Provided passage:
┌────────

Scientific classification
- Kingdom: Animalia
- Phylum: Chordata
- Class: Reptilia
- Order: Squamata
- Suborder: Iguania
- Family: Chamaeleonidae
- Genus: Kinyongia
- Species: K. matschiei
- Binomial name: Kinyongia matschiei (Werner, 1895)
- Synonyms: Chamaeleon matschiei Werner, 1895 Chamaeleon fischeri matschiei Werner, 1895

= Kinyongia matschiei =

- Authority: (Werner, 1895)
- Conservation status: EN
- Synonyms: Chamaeleon matschiei Werner, 1895, Chamaeleon fischeri matschiei Werner, 1895

Species of lizard

Kinyongia matschiei, common name giant monkey-tailed east Usambara two-horned chameleon, giant east Usambara blade-horned chameleon, and Matschie's two-horned chameleon, is a species of chameleon from the East Usambara Mountains in Tanzania. It was formerly confused with K. fischeri, which is not found in the range of K. matschiei.

└────────

Supplied records:
┌────────

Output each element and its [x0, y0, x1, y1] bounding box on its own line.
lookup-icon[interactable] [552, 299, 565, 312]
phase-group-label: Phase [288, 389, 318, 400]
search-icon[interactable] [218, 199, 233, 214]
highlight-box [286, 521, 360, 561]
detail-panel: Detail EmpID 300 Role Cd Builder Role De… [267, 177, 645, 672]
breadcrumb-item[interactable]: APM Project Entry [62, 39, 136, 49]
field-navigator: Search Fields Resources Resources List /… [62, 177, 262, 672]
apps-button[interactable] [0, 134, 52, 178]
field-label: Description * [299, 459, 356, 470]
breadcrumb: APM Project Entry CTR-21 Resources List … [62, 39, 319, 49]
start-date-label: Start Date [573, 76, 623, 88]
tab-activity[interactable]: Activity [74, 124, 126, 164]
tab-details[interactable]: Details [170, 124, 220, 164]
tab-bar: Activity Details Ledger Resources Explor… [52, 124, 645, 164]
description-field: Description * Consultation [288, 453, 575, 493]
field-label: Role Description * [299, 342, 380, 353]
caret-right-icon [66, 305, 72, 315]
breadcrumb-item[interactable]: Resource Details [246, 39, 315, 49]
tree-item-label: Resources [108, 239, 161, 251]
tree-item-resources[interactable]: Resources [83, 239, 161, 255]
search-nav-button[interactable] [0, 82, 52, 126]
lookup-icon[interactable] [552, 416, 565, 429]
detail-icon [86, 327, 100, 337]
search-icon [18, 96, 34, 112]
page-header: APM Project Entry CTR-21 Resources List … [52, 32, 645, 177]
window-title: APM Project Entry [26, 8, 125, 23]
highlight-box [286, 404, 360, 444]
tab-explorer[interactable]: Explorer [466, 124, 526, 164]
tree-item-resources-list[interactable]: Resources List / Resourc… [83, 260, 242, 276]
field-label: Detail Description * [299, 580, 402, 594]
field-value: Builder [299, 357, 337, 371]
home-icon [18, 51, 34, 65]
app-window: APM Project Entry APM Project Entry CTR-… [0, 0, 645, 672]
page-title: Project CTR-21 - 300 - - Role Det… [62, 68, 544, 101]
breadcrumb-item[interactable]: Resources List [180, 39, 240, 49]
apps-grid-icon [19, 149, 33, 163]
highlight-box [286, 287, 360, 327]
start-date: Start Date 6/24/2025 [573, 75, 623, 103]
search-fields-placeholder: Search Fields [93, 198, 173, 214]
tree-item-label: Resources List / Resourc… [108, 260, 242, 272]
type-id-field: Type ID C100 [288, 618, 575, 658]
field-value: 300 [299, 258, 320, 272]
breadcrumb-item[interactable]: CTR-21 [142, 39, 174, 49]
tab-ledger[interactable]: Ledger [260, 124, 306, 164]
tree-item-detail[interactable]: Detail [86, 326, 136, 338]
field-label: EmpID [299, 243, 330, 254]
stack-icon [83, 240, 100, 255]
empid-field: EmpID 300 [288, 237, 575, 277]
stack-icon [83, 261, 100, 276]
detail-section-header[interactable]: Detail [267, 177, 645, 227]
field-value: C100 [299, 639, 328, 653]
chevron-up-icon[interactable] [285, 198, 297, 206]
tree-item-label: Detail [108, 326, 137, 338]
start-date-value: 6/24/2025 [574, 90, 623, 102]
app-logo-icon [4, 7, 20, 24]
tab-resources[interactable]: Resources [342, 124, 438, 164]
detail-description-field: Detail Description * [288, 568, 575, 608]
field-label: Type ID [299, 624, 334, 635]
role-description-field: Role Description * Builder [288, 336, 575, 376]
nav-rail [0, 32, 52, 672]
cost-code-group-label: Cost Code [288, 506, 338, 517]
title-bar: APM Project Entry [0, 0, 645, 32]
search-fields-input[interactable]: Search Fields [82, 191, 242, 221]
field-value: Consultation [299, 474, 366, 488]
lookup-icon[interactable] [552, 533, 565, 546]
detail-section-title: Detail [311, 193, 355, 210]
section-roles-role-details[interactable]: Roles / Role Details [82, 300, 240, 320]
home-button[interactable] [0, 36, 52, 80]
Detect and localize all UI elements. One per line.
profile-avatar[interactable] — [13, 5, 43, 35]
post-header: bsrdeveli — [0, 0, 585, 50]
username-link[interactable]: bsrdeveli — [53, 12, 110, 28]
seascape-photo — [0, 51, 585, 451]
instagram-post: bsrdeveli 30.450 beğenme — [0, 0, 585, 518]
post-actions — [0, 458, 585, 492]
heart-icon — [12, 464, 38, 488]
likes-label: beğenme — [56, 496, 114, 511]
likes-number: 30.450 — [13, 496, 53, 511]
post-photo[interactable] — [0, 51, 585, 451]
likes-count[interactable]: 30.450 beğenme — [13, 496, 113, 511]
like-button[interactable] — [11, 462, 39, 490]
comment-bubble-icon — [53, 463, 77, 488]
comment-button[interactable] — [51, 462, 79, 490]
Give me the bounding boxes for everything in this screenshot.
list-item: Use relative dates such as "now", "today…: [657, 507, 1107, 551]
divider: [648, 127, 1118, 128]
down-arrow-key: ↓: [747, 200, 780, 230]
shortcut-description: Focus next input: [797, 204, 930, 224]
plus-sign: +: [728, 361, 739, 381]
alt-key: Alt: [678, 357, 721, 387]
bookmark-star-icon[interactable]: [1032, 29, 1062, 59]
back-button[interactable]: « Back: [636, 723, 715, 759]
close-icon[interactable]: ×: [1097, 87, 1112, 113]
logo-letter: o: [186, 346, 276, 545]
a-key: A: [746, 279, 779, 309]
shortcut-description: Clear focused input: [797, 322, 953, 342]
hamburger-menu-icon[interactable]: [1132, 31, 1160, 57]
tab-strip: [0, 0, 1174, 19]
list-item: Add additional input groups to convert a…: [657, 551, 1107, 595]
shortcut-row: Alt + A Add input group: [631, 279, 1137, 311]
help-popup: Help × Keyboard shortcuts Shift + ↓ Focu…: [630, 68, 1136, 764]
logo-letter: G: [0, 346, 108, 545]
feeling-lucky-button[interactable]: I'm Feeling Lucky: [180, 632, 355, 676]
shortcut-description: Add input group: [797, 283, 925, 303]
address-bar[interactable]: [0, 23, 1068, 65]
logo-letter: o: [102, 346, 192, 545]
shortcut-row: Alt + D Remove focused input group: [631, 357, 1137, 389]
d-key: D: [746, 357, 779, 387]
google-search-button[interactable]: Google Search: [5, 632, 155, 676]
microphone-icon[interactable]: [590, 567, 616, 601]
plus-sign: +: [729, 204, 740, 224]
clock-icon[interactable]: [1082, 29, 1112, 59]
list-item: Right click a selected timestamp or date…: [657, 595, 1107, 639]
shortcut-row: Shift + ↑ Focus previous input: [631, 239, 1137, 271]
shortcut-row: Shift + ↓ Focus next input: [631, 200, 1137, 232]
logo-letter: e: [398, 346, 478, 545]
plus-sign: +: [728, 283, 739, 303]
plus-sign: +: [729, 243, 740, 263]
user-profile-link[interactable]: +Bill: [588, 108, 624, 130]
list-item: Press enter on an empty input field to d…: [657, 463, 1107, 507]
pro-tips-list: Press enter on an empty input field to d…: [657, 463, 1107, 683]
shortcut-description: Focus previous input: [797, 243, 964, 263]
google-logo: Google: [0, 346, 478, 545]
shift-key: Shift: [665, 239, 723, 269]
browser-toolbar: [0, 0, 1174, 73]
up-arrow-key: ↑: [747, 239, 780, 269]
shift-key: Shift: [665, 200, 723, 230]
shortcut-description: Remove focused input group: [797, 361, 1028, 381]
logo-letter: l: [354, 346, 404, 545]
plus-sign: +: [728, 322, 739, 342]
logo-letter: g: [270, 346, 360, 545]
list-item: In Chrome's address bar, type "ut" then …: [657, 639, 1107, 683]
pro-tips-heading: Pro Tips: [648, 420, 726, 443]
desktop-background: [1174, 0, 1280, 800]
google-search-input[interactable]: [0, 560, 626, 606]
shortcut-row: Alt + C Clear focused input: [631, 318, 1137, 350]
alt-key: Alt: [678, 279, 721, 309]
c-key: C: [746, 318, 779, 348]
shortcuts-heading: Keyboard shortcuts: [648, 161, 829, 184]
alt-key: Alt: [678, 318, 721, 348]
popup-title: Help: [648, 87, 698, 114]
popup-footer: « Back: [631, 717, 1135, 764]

└────────

Required tasks:
a) Please rewrite the paragraph of the Kinyongia matschiei entry that begins "Kinyongia matschiei, common name" as a short bulleted list that keeps its main facts.
b) Extend the Kinyongia matschiei entry with a further paragraph that picks up after its final sentence.

Solved problems:
a)
- Kinyongia matschiei is a species of chameleon.
- Common names: giant monkey-tailed east Usambara two-horned chameleon, giant east Usambara blade-horned chameleon, and Matschie's two-horned chameleon.
- It is from the East Usambara Mountains in Tanzania.
- It was formerly confused with K. fischeri, which is not found in its range.

b)
K. matschiei is the largest species in the genus Kinyongia at up to 41.3 cm in total length, although the female remains smaller than the male at up to 36.0 cm. The adult male has a long pair of "horns" on the nose, which can be parallel or divergent; they are much smaller in the female.

==Distribution==
This species lives only at altitudes of up to 1500 m over a total of 800 km2 of isolated Afrotemperate forest areas in the East Usambara Mountains of Tanzania. The actual area of occupancy, however, is under 300 km2. Its numbers are declining. Although sometimes found in degraded habitats near forest, it is not found in fully transformed areas such as plantations. The related K. vosseleri occurs in the same range as K. matschiei, while K. multituberculata is found in the West Usambaras.